■ **What you have to do**
Reading down the listing below, count the lines where the word "Definition" shows up, then give only that count.

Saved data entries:
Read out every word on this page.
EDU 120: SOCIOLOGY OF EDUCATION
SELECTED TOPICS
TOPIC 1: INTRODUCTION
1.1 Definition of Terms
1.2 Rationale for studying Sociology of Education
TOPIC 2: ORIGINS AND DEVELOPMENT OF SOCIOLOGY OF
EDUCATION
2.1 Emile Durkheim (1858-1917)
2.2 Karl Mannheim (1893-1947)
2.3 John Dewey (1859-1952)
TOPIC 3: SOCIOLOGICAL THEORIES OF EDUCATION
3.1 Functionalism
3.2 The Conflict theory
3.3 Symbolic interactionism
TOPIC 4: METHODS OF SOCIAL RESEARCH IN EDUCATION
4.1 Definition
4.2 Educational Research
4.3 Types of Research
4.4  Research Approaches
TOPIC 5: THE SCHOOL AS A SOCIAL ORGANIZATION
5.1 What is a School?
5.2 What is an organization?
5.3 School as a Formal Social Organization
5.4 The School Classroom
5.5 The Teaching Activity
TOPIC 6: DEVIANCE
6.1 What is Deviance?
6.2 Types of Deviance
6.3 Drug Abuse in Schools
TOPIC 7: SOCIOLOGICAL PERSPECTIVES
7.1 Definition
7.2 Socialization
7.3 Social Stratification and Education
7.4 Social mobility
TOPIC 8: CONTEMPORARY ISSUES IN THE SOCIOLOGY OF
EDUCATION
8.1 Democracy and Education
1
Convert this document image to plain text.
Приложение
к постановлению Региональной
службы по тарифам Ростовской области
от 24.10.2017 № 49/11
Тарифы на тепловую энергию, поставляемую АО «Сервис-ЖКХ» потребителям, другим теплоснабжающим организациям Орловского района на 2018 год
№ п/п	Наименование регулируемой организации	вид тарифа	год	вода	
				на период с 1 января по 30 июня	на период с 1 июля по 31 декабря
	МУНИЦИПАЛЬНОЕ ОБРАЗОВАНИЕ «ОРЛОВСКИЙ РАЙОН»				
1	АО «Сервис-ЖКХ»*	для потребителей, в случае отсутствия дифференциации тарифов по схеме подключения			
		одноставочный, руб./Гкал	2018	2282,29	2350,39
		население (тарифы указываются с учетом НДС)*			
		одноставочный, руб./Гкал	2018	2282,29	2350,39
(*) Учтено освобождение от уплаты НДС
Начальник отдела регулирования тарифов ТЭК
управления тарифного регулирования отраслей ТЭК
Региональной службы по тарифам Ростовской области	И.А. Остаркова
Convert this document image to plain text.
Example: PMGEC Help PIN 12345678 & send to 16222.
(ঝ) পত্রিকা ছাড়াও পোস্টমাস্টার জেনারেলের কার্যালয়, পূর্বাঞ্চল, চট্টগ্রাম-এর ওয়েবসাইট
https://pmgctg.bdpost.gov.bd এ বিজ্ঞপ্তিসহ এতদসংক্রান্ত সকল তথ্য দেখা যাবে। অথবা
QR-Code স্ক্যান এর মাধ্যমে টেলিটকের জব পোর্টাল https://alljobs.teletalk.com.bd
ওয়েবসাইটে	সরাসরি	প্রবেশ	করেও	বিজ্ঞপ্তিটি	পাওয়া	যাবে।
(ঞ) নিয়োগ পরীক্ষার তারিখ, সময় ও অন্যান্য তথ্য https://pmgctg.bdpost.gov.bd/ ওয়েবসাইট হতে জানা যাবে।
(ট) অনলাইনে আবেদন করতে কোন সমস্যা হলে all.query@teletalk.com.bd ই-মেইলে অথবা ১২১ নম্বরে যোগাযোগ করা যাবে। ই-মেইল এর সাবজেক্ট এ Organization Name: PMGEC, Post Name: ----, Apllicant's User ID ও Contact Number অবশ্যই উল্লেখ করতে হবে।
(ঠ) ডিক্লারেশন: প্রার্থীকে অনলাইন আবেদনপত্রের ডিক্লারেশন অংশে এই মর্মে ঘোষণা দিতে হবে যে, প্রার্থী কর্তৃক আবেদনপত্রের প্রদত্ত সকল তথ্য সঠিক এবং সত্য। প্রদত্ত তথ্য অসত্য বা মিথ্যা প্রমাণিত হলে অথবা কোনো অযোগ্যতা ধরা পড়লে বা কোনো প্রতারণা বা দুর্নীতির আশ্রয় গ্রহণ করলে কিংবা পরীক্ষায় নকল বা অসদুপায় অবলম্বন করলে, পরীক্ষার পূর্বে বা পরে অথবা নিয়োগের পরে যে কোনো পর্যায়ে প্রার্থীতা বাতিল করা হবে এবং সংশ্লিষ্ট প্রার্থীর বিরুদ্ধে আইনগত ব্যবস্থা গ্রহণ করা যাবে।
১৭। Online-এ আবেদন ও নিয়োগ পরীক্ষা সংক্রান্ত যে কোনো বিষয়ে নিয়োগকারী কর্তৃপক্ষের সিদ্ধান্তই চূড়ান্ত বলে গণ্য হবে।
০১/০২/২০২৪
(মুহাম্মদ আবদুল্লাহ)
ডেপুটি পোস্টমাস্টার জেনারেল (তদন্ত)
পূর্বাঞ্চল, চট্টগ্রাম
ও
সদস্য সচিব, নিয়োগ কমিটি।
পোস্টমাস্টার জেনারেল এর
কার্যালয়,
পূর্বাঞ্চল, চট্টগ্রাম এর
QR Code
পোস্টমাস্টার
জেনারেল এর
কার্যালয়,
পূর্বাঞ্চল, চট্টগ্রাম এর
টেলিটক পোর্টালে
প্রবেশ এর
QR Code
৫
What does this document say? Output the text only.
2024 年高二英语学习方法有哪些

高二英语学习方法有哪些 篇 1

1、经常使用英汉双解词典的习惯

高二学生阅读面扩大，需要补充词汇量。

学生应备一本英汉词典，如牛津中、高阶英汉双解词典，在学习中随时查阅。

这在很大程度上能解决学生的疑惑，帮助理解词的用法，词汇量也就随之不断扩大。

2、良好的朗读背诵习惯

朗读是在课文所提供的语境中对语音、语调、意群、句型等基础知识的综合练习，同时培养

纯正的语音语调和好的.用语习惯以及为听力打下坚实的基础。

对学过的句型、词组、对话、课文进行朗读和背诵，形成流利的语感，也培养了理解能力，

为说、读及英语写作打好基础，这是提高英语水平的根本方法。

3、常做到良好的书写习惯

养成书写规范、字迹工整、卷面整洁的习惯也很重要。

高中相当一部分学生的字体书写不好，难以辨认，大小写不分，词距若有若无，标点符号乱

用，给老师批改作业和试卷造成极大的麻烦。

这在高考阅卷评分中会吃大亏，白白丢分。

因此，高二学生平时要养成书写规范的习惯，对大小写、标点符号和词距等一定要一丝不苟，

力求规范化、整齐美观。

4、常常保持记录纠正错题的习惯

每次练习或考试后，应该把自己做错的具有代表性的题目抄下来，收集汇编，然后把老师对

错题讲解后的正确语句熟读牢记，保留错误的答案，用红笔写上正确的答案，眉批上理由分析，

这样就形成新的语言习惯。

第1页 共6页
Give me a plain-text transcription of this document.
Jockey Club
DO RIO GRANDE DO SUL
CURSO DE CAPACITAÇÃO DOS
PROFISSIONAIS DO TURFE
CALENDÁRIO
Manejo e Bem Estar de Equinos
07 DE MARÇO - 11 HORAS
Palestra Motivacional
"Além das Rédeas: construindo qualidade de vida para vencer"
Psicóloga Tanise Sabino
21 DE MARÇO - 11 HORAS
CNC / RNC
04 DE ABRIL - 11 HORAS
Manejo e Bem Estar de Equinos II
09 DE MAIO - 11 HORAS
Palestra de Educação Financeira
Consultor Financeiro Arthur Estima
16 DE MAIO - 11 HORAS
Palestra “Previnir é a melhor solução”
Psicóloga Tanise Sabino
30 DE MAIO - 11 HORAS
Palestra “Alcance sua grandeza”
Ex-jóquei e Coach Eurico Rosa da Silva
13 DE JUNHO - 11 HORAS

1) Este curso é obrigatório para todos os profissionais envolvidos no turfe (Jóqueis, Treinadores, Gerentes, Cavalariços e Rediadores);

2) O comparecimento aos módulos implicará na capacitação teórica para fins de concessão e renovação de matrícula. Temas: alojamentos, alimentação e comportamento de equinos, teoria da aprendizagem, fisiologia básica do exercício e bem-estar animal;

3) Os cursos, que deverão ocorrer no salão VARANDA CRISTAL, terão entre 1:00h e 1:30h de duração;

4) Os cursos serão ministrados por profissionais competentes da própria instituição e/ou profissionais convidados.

■ **Written reply**
3